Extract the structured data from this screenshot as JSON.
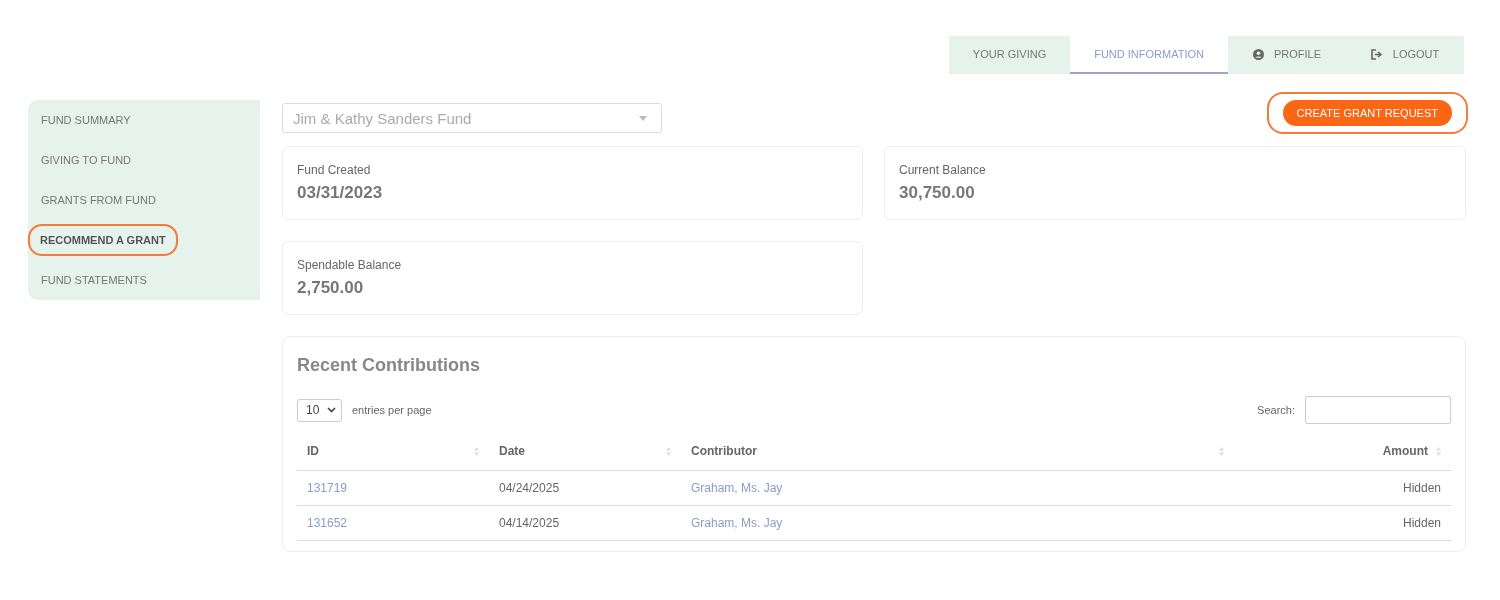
{
  "nav_tabs": [
    {
      "label": "YOUR GIVING",
      "kind": "plain",
      "selected": false
    },
    {
      "label": "FUND INFORMATION",
      "kind": "plain",
      "selected": true
    },
    {
      "label": "PROFILE",
      "kind": "profile",
      "selected": false
    },
    {
      "label": "LOGOUT",
      "kind": "logout",
      "selected": false
    }
  ],
  "sidebar": {
    "items": [
      {
        "label": "FUND SUMMARY",
        "highlighted": false
      },
      {
        "label": "GIVING TO FUND",
        "highlighted": false
      },
      {
        "label": "GRANTS FROM FUND",
        "highlighted": false
      },
      {
        "label": "RECOMMEND A GRANT",
        "highlighted": true
      },
      {
        "label": "FUND STATEMENTS",
        "highlighted": false
      }
    ]
  },
  "fund_select": {
    "value": "Jim & Kathy Sanders Fund"
  },
  "create_button": {
    "label": "CREATE GRANT REQUEST",
    "highlighted": true
  },
  "stats": [
    {
      "label": "Fund Created",
      "value": "03/31/2023"
    },
    {
      "label": "Current Balance",
      "value": "30,750.00"
    },
    {
      "label": "Spendable Balance",
      "value": "2,750.00"
    }
  ],
  "contributions": {
    "title": "Recent Contributions",
    "page_size": "10",
    "page_size_label": "entries per page",
    "search_label": "Search:",
    "columns": [
      {
        "label": "ID"
      },
      {
        "label": "Date"
      },
      {
        "label": "Contributor"
      },
      {
        "label": "Amount"
      }
    ],
    "rows": [
      {
        "id": "131719",
        "date": "04/24/2025",
        "contributor": "Graham, Ms. Jay",
        "amount": "Hidden"
      },
      {
        "id": "131652",
        "date": "04/14/2025",
        "contributor": "Graham, Ms. Jay",
        "amount": "Hidden"
      }
    ]
  }
}
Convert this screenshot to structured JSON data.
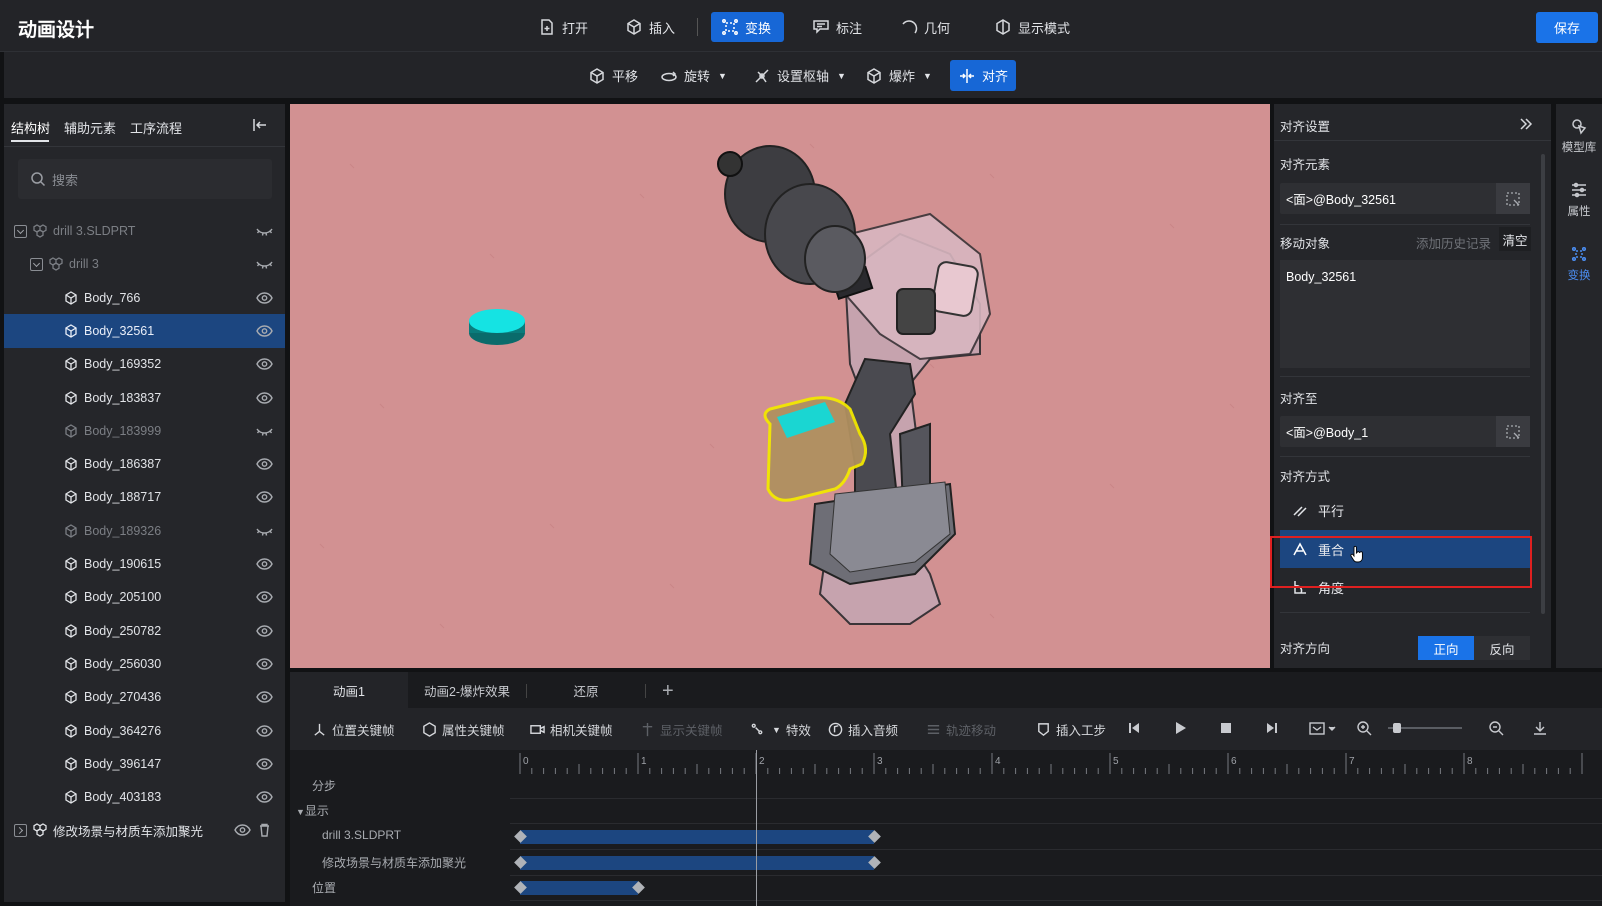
{
  "app": {
    "title": "动画设计",
    "save_label": "保存"
  },
  "toolbar": [
    {
      "label": "打开",
      "icon": "file-open-icon"
    },
    {
      "label": "插入",
      "icon": "cube-icon"
    },
    {
      "label": "变换",
      "icon": "transform-icon",
      "active": true
    },
    {
      "label": "标注",
      "icon": "annotation-icon"
    },
    {
      "label": "几何",
      "icon": "arc-icon"
    },
    {
      "label": "显示模式",
      "icon": "display-mode-icon"
    }
  ],
  "subtoolbar": [
    {
      "label": "平移",
      "icon": "translate-icon"
    },
    {
      "label": "旋转",
      "icon": "rotate-icon",
      "dropdown": true
    },
    {
      "label": "设置枢轴",
      "icon": "pivot-icon",
      "dropdown": true
    },
    {
      "label": "爆炸",
      "icon": "explode-icon",
      "dropdown": true
    },
    {
      "label": "对齐",
      "icon": "align-icon",
      "active": true
    }
  ],
  "left_panel": {
    "tabs": [
      "结构树",
      "辅助元素",
      "工序流程"
    ],
    "active_tab": "结构树",
    "search_placeholder": "搜索",
    "tree": [
      {
        "label": "drill 3.SLDPRT",
        "level": 0,
        "type": "assembly",
        "expanded": true,
        "visible": false
      },
      {
        "label": "drill 3",
        "level": 1,
        "type": "assembly",
        "expanded": true,
        "visible": false
      },
      {
        "label": "Body_766",
        "level": 2,
        "visible": true
      },
      {
        "label": "Body_32561",
        "level": 2,
        "visible": true,
        "selected": true
      },
      {
        "label": "Body_169352",
        "level": 2,
        "visible": true
      },
      {
        "label": "Body_183837",
        "level": 2,
        "visible": true
      },
      {
        "label": "Body_183999",
        "level": 2,
        "visible": false
      },
      {
        "label": "Body_186387",
        "level": 2,
        "visible": true
      },
      {
        "label": "Body_188717",
        "level": 2,
        "visible": true
      },
      {
        "label": "Body_189326",
        "level": 2,
        "visible": false
      },
      {
        "label": "Body_190615",
        "level": 2,
        "visible": true
      },
      {
        "label": "Body_205100",
        "level": 2,
        "visible": true
      },
      {
        "label": "Body_250782",
        "level": 2,
        "visible": true
      },
      {
        "label": "Body_256030",
        "level": 2,
        "visible": true
      },
      {
        "label": "Body_270436",
        "level": 2,
        "visible": true
      },
      {
        "label": "Body_364276",
        "level": 2,
        "visible": true
      },
      {
        "label": "Body_396147",
        "level": 2,
        "visible": true
      },
      {
        "label": "Body_403183",
        "level": 2,
        "visible": true
      },
      {
        "label": "修改场景与材质车添加聚光",
        "level": 0,
        "type": "assembly",
        "expanded": false,
        "visible": true,
        "deletable": true
      }
    ]
  },
  "right_panel": {
    "title": "对齐设置",
    "align_element_label": "对齐元素",
    "align_element_value": "<面>@Body_32561",
    "move_object_label": "移动对象",
    "add_history_label": "添加历史记录",
    "clear_label": "清空",
    "move_object_value": "Body_32561",
    "align_to_label": "对齐至",
    "align_to_value": "<面>@Body_1",
    "align_mode_label": "对齐方式",
    "modes": [
      {
        "label": "平行",
        "icon": "parallel-icon"
      },
      {
        "label": "重合",
        "icon": "coincident-icon",
        "selected": true
      },
      {
        "label": "角度",
        "icon": "angle-icon"
      }
    ],
    "direction_label": "对齐方向",
    "direction_options": [
      "正向",
      "反向"
    ],
    "direction_selected": "正向"
  },
  "right_rail": [
    {
      "label": "模型库",
      "icon": "model-library-icon"
    },
    {
      "label": "属性",
      "icon": "properties-icon"
    },
    {
      "label": "变换",
      "icon": "transform-icon",
      "active": true
    }
  ],
  "timeline": {
    "tabs": [
      "动画1",
      "动画2-爆炸效果",
      "还原"
    ],
    "active_tab": "动画1",
    "tools": [
      {
        "label": "位置关键帧",
        "icon": "position-key-icon",
        "enabled": true
      },
      {
        "label": "属性关键帧",
        "icon": "property-key-icon",
        "enabled": true
      },
      {
        "label": "相机关键帧",
        "icon": "camera-key-icon",
        "enabled": true
      },
      {
        "label": "显示关键帧",
        "icon": "display-key-icon",
        "enabled": false
      },
      {
        "label": "特效",
        "icon": "effects-icon",
        "enabled": true
      },
      {
        "label": "插入音频",
        "icon": "audio-icon",
        "enabled": true
      },
      {
        "label": "轨迹移动",
        "icon": "track-move-icon",
        "enabled": false
      },
      {
        "label": "插入工步",
        "icon": "step-icon",
        "enabled": true
      }
    ],
    "ruler_ticks": [
      "0",
      "1",
      "2",
      "3",
      "4",
      "5",
      "6",
      "7",
      "8"
    ],
    "playhead_time": 2,
    "rows": [
      {
        "label": "分步"
      },
      {
        "label": "显示",
        "group": true
      },
      {
        "label": "drill 3.SLDPRT",
        "start": 0,
        "end": 3
      },
      {
        "label": "修改场景与材质车添加聚光",
        "start": 0,
        "end": 3
      },
      {
        "label": "位置",
        "start": 0,
        "end": 1
      }
    ]
  }
}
* * *
WHAT IS ASKED » Copy all the lines of data exactly as they appear, dropping any images.

FINISHED ANSWER »
Extract the structured data from this screenshot as JSON.
{
  "nav_tabs": [
    {
      "label": "YOUR GIVING",
      "kind": "plain",
      "selected": false
    },
    {
      "label": "FUND INFORMATION",
      "kind": "plain",
      "selected": true
    },
    {
      "label": "PROFILE",
      "kind": "profile",
      "selected": false
    },
    {
      "label": "LOGOUT",
      "kind": "logout",
      "selected": false
    }
  ],
  "sidebar": {
    "items": [
      {
        "label": "FUND SUMMARY",
        "highlighted": false
      },
      {
        "label": "GIVING TO FUND",
        "highlighted": false
      },
      {
        "label": "GRANTS FROM FUND",
        "highlighted": false
      },
      {
        "label": "RECOMMEND A GRANT",
        "highlighted": true
      },
      {
        "label": "FUND STATEMENTS",
        "highlighted": false
      }
    ]
  },
  "fund_select": {
    "value": "Jim & Kathy Sanders Fund"
  },
  "create_button": {
    "label": "CREATE GRANT REQUEST",
    "highlighted": true
  },
  "stats": [
    {
      "label": "Fund Created",
      "value": "03/31/2023"
    },
    {
      "label": "Current Balance",
      "value": "30,750.00"
    },
    {
      "label": "Spendable Balance",
      "value": "2,750.00"
    }
  ],
  "contributions": {
    "title": "Recent Contributions",
    "page_size": "10",
    "page_size_label": "entries per page",
    "search_label": "Search:",
    "columns": [
      {
        "label": "ID"
      },
      {
        "label": "Date"
      },
      {
        "label": "Contributor"
      },
      {
        "label": "Amount"
      }
    ],
    "rows": [
      {
        "id": "131719",
        "date": "04/24/2025",
        "contributor": "Graham, Ms. Jay",
        "amount": "Hidden"
      },
      {
        "id": "131652",
        "date": "04/14/2025",
        "contributor": "Graham, Ms. Jay",
        "amount": "Hidden"
      }
    ]
  }
}
Convert this screenshot to structured JSON data.
{
  "app": {
    "title": "动画设计",
    "save_label": "保存"
  },
  "toolbar": [
    {
      "label": "打开",
      "icon": "file-open-icon"
    },
    {
      "label": "插入",
      "icon": "cube-icon"
    },
    {
      "label": "变换",
      "icon": "transform-icon",
      "active": true
    },
    {
      "label": "标注",
      "icon": "annotation-icon"
    },
    {
      "label": "几何",
      "icon": "arc-icon"
    },
    {
      "label": "显示模式",
      "icon": "display-mode-icon"
    }
  ],
  "subtoolbar": [
    {
      "label": "平移",
      "icon": "translate-icon"
    },
    {
      "label": "旋转",
      "icon": "rotate-icon",
      "dropdown": true
    },
    {
      "label": "设置枢轴",
      "icon": "pivot-icon",
      "dropdown": true
    },
    {
      "label": "爆炸",
      "icon": "explode-icon",
      "dropdown": true
    },
    {
      "label": "对齐",
      "icon": "align-icon",
      "active": true
    }
  ],
  "left_panel": {
    "tabs": [
      "结构树",
      "辅助元素",
      "工序流程"
    ],
    "active_tab": "结构树",
    "search_placeholder": "搜索",
    "tree": [
      {
        "label": "drill 3.SLDPRT",
        "level": 0,
        "type": "assembly",
        "expanded": true,
        "visible": false
      },
      {
        "label": "drill 3",
        "level": 1,
        "type": "assembly",
        "expanded": true,
        "visible": false
      },
      {
        "label": "Body_766",
        "level": 2,
        "visible": true
      },
      {
        "label": "Body_32561",
        "level": 2,
        "visible": true,
        "selected": true
      },
      {
        "label": "Body_169352",
        "level": 2,
        "visible": true
      },
      {
        "label": "Body_183837",
        "level": 2,
        "visible": true
      },
      {
        "label": "Body_183999",
        "level": 2,
        "visible": false
      },
      {
        "label": "Body_186387",
        "level": 2,
        "visible": true
      },
      {
        "label": "Body_188717",
        "level": 2,
        "visible": true
      },
      {
        "label": "Body_189326",
        "level": 2,
        "visible": false
      },
      {
        "label": "Body_190615",
        "level": 2,
        "visible": true
      },
      {
        "label": "Body_205100",
        "level": 2,
        "visible": true
      },
      {
        "label": "Body_250782",
        "level": 2,
        "visible": true
      },
      {
        "label": "Body_256030",
        "level": 2,
        "visible": true
      },
      {
        "label": "Body_270436",
        "level": 2,
        "visible": true
      },
      {
        "label": "Body_364276",
        "level": 2,
        "visible": true
      },
      {
        "label": "Body_396147",
        "level": 2,
        "visible": true
      },
      {
        "label": "Body_403183",
        "level": 2,
        "visible": true
      },
      {
        "label": "修改场景与材质车添加聚光",
        "level": 0,
        "type": "assembly",
        "expanded": false,
        "visible": true,
        "deletable": true
      }
    ]
  },
  "right_panel": {
    "title": "对齐设置",
    "align_element_label": "对齐元素",
    "align_element_value": "<面>@Body_32561",
    "move_object_label": "移动对象",
    "add_history_label": "添加历史记录",
    "clear_label": "清空",
    "move_object_value": "Body_32561",
    "align_to_label": "对齐至",
    "align_to_value": "<面>@Body_1",
    "align_mode_label": "对齐方式",
    "modes": [
      {
        "label": "平行",
        "icon": "parallel-icon"
      },
      {
        "label": "重合",
        "icon": "coincident-icon",
        "selected": true
      },
      {
        "label": "角度",
        "icon": "angle-icon"
      }
    ],
    "direction_label": "对齐方向",
    "direction_options": [
      "正向",
      "反向"
    ],
    "direction_selected": "正向"
  },
  "right_rail": [
    {
      "label": "模型库",
      "icon": "model-library-icon"
    },
    {
      "label": "属性",
      "icon": "properties-icon"
    },
    {
      "label": "变换",
      "icon": "transform-icon",
      "active": true
    }
  ],
  "timeline": {
    "tabs": [
      "动画1",
      "动画2-爆炸效果",
      "还原"
    ],
    "active_tab": "动画1",
    "tools": [
      {
        "label": "位置关键帧",
        "icon": "position-key-icon",
        "enabled": true
      },
      {
        "label": "属性关键帧",
        "icon": "property-key-icon",
        "enabled": true
      },
      {
        "label": "相机关键帧",
        "icon": "camera-key-icon",
        "enabled": true
      },
      {
        "label": "显示关键帧",
        "icon": "display-key-icon",
        "enabled": false
      },
      {
        "label": "特效",
        "icon": "effects-icon",
        "enabled": true
      },
      {
        "label": "插入音频",
        "icon": "audio-icon",
        "enabled": true
      },
      {
        "label": "轨迹移动",
        "icon": "track-move-icon",
        "enabled": false
      },
      {
        "label": "插入工步",
        "icon": "step-icon",
        "enabled": true
      }
    ],
    "ruler_ticks": [
      "0",
      "1",
      "2",
      "3",
      "4",
      "5",
      "6",
      "7",
      "8"
    ],
    "playhead_time": 2,
    "rows": [
      {
        "label": "分步"
      },
      {
        "label": "显示",
        "group": true
      },
      {
        "label": "drill 3.SLDPRT",
        "start": 0,
        "end": 3
      },
      {
        "label": "修改场景与材质车添加聚光",
        "start": 0,
        "end": 3
      },
      {
        "label": "位置",
        "start": 0,
        "end": 1
      }
    ]
  }
}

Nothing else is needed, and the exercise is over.